Every entry must be echoed exactly.

- Exercise inputs:
(begin)

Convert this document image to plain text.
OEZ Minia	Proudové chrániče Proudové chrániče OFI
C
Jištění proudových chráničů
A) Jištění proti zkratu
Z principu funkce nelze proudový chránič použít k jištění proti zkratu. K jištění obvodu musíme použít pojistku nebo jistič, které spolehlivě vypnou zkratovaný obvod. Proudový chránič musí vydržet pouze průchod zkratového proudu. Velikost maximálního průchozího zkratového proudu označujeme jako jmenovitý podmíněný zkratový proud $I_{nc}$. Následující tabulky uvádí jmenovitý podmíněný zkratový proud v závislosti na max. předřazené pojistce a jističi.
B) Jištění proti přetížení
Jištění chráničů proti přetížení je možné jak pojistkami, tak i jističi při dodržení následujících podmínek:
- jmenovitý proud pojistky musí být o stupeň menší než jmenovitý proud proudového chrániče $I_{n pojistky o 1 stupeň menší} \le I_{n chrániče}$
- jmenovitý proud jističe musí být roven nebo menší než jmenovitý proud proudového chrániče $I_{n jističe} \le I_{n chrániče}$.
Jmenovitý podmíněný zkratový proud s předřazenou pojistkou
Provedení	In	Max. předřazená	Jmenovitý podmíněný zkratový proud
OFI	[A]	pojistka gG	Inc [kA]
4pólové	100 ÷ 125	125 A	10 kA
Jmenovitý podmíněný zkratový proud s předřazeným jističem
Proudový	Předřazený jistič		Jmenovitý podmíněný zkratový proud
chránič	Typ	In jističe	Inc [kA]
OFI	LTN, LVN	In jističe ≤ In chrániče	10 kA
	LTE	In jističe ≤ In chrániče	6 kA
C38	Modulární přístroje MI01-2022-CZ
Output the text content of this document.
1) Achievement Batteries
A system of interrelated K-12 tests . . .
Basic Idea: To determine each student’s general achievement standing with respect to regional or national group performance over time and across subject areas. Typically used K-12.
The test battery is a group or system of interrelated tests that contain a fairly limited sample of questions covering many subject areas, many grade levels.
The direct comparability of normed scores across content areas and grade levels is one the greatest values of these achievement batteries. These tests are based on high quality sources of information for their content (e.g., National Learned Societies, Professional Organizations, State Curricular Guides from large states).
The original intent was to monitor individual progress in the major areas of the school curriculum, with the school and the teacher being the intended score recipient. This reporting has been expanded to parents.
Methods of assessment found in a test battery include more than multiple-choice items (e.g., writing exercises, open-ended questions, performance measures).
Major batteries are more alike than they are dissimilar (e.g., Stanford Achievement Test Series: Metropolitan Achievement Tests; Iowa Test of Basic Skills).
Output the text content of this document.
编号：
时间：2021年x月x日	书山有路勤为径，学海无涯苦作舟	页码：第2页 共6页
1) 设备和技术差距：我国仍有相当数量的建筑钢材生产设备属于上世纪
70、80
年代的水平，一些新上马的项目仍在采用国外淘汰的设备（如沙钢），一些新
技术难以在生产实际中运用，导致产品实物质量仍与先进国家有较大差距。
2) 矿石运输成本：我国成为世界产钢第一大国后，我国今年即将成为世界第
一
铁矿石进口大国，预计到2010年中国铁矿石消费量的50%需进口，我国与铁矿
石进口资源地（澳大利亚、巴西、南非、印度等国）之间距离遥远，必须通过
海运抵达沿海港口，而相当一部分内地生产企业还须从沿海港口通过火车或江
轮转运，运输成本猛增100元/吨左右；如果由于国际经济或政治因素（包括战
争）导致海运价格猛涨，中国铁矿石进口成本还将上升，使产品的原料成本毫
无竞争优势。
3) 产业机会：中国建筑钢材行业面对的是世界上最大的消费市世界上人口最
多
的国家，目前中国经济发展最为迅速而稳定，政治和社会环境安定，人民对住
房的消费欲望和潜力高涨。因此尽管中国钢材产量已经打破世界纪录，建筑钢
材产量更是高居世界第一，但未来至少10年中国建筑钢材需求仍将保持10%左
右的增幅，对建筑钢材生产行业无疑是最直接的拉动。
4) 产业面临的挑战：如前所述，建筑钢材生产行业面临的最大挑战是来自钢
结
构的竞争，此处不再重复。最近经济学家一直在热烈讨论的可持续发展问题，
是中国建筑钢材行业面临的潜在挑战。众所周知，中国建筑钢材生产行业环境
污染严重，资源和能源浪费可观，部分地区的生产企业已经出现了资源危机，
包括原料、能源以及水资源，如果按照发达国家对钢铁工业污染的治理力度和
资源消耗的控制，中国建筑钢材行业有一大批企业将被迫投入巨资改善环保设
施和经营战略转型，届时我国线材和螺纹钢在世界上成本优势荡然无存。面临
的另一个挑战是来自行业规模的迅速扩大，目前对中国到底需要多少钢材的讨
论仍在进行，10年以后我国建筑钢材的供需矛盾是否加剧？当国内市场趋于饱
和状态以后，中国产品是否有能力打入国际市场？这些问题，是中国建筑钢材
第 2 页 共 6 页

(end)

- Problem solution:
Convert this document image to plain text.
OEZ Minia	Proudové chrániče Proudové chrániče OFI
C
Jištění proudových chráničů
A) Jištění proti zkratu
Z principu funkce nelze proudový chránič použít k jištění proti zkratu. K jištění obvodu musíme použít pojistku nebo jistič, které spolehlivě vypnou zkratovaný obvod. Proudový chránič musí vydržet pouze průchod zkratového proudu. Velikost maximálního průchozího zkratového proudu označujeme jako jmenovitý podmíněný zkratový proud $I_{nc}$. Následující tabulky uvádí jmenovitý podmíněný zkratový proud v závislosti na max. předřazené pojistce a jističi.
B) Jištění proti přetížení
Jištění chráničů proti přetížení je možné jak pojistkami, tak i jističi při dodržení následujících podmínek:
- jmenovitý proud pojistky musí být o stupeň menší než jmenovitý proud proudového chrániče $I_{n pojistky o 1 stupeň menší} \le I_{n chrániče}$
- jmenovitý proud jističe musí být roven nebo menší než jmenovitý proud proudového chrániče $I_{n jističe} \le I_{n chrániče}$.
Jmenovitý podmíněný zkratový proud s předřazenou pojistkou
Provedení	In	Max. předřazená	Jmenovitý podmíněný zkratový proud
OFI	[A]	pojistka gG	Inc [kA]
4pólové	100 ÷ 125	125 A	10 kA
Jmenovitý podmíněný zkratový proud s předřazeným jističem
Proudový	Předřazený jistič		Jmenovitý podmíněný zkratový proud
chránič	Typ	In jističe	Inc [kA]
OFI	LTN, LVN	In jističe ≤ In chrániče	10 kA
	LTE	In jističe ≤ In chrániče	6 kA
C38	Modulární přístroje MI01-2022-CZ
Output the text content of this document.
1) Achievement Batteries
A system of interrelated K-12 tests . . .
Basic Idea: To determine each student’s general achievement standing with respect to regional or national group performance over time and across subject areas. Typically used K-12.
The test battery is a group or system of interrelated tests that contain a fairly limited sample of questions covering many subject areas, many grade levels.
The direct comparability of normed scores across content areas and grade levels is one the greatest values of these achievement batteries. These tests are based on high quality sources of information for their content (e.g., National Learned Societies, Professional Organizations, State Curricular Guides from large states).
The original intent was to monitor individual progress in the major areas of the school curriculum, with the school and the teacher being the intended score recipient. This reporting has been expanded to parents.
Methods of assessment found in a test battery include more than multiple-choice items (e.g., writing exercises, open-ended questions, performance measures).
Major batteries are more alike than they are dissimilar (e.g., Stanford Achievement Test Series: Metropolitan Achievement Tests; Iowa Test of Basic Skills).
Output the text content of this document.
编号：
时间：2021年x月x日	书山有路勤为径，学海无涯苦作舟	页码：第2页 共6页
1) 设备和技术差距：我国仍有相当数量的建筑钢材生产设备属于上世纪
70、80
年代的水平，一些新上马的项目仍在采用国外淘汰的设备（如沙钢），一些新
技术难以在生产实际中运用，导致产品实物质量仍与先进国家有较大差距。
2) 矿石运输成本：我国成为世界产钢第一大国后，我国今年即将成为世界第
一
铁矿石进口大国，预计到2010年中国铁矿石消费量的50%需进口，我国与铁矿
石进口资源地（澳大利亚、巴西、南非、印度等国）之间距离遥远，必须通过
海运抵达沿海港口，而相当一部分内地生产企业还须从沿海港口通过火车或江
轮转运，运输成本猛增100元/吨左右；如果由于国际经济或政治因素（包括战
争）导致海运价格猛涨，中国铁矿石进口成本还将上升，使产品的原料成本毫
无竞争优势。
3) 产业机会：中国建筑钢材行业面对的是世界上最大的消费市世界上人口最
多
的国家，目前中国经济发展最为迅速而稳定，政治和社会环境安定，人民对住
房的消费欲望和潜力高涨。因此尽管中国钢材产量已经打破世界纪录，建筑钢
材产量更是高居世界第一，但未来至少10年中国建筑钢材需求仍将保持10%左
右的增幅，对建筑钢材生产行业无疑是最直接的拉动。
4) 产业面临的挑战：如前所述，建筑钢材生产行业面临的最大挑战是来自钢
结
构的竞争，此处不再重复。最近经济学家一直在热烈讨论的可持续发展问题，
是中国建筑钢材行业面临的潜在挑战。众所周知，中国建筑钢材生产行业环境
污染严重，资源和能源浪费可观，部分地区的生产企业已经出现了资源危机，
包括原料、能源以及水资源，如果按照发达国家对钢铁工业污染的治理力度和
资源消耗的控制，中国建筑钢材行业有一大批企业将被迫投入巨资改善环保设
施和经营战略转型，届时我国线材和螺纹钢在世界上成本优势荡然无存。面临
的另一个挑战是来自行业规模的迅速扩大，目前对中国到底需要多少钢材的讨
论仍在进行，10年以后我国建筑钢材的供需矛盾是否加剧？当国内市场趋于饱
和状态以后，中国产品是否有能力打入国际市场？这些问题，是中国建筑钢材
第 2 页 共 6 页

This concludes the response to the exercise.